Text shown

++++++++++++++++++++

SECTION 3. In Furtherance of Subordination.
(a) Upon any distribution of all or any of the assets of the Borrower in the event of
(i) any insolvency or bankruptcy case or proceeding, or any receivership, liquidation, reorganization or other similar case or proceeding in connection therewith, relative to the Borrower, or to its creditors, as such, or to its assets,
(ii) any liquidation, dissolution or other winding up of the Borrower, whether voluntary or involuntary and whether or not involving insolvency or bankruptcy, or
(iii) any assignment for the benefit of creditors or any other marshaling of assets and liabilities of the Borrower,
then, and in any such event, unless the Administrative Agent shall otherwise agree in writing, the Lenders shall receive payment in cash in full of all amounts due or to become due (whether or not the Senior Indebtedness has been declared due and payable prior to the date on which the Senior Indebtedness would otherwise have become due and payable) on or in respect of all Senior Indebtedness (including, without limitation, interest accruing after the filing of a petition initiating any proceeding referred to above) before the Subordinated Creditors or anyone claiming through or on their behalf (including any receiver, trustee, or otherwise) are entitled to receive from any source whatsoever any payment on account of principal of (or premium, if any) or interest on or other amounts payable in respect of the Intercompany Debt, and to that end, any payment or distribution of any kind or character, whether in cash, property or securities, which may be payable or deliverable in respect of the Intercompany Debt in any such case, proceeding, dissolution, liquidation or other winding up or event, shall be paid or delivered directly to the Administrative Agent for the application (in the case of cash) to, or as collateral (in the case of non-cash property or securities) for, the payment or prepayment of the Senior Indebtedness until the Senior Indebtedness shall have been paid in cash in full.

++++++++++++++++++++

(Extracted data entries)
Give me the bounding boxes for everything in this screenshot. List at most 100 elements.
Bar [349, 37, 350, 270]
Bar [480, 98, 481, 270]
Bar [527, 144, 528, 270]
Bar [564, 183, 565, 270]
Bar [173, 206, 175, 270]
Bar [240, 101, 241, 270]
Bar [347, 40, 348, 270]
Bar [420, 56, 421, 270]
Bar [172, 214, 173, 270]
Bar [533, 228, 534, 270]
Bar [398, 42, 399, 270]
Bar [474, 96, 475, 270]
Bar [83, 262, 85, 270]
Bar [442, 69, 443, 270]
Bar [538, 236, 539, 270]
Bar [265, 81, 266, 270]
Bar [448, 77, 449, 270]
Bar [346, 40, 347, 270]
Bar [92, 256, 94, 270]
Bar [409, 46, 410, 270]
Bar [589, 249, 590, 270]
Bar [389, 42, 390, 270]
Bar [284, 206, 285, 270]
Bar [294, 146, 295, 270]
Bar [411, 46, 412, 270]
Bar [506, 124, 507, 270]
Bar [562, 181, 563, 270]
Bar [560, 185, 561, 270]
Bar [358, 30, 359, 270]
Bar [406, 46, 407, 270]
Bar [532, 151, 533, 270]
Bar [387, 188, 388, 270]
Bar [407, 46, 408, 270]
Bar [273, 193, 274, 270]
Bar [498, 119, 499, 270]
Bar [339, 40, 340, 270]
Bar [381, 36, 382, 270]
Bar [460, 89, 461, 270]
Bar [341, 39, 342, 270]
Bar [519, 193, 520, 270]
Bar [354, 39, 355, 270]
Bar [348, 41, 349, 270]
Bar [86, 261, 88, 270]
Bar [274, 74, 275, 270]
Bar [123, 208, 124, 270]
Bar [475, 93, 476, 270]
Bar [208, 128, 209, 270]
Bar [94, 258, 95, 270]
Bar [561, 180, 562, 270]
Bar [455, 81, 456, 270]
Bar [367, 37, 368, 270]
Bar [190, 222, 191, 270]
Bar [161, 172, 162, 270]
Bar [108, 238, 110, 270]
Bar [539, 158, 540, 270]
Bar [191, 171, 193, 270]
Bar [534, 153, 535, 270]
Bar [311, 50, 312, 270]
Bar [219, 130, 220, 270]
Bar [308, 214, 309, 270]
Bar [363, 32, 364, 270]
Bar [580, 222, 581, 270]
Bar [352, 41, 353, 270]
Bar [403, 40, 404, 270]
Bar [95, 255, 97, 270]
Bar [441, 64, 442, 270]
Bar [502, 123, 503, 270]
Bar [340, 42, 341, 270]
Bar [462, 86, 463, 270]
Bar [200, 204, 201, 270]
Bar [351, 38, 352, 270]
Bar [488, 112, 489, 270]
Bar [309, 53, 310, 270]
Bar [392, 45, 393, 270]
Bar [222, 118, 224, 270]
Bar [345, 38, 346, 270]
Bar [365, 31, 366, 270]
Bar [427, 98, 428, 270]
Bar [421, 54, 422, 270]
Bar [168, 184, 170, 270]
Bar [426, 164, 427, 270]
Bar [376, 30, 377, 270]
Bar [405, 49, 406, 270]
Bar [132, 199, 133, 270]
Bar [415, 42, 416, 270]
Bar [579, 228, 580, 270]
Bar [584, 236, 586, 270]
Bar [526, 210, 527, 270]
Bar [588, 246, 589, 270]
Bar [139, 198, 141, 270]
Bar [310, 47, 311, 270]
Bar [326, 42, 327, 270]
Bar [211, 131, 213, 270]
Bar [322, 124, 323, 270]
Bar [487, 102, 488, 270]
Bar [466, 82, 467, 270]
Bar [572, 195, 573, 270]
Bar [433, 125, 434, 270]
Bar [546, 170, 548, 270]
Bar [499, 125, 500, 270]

++++++++++++++++++++

Job
List every capitalized party name that appears in the subordination section shown before the entries.

Solution for this task
Borrower, Administrative Agent, Lenders, Subordinated Creditors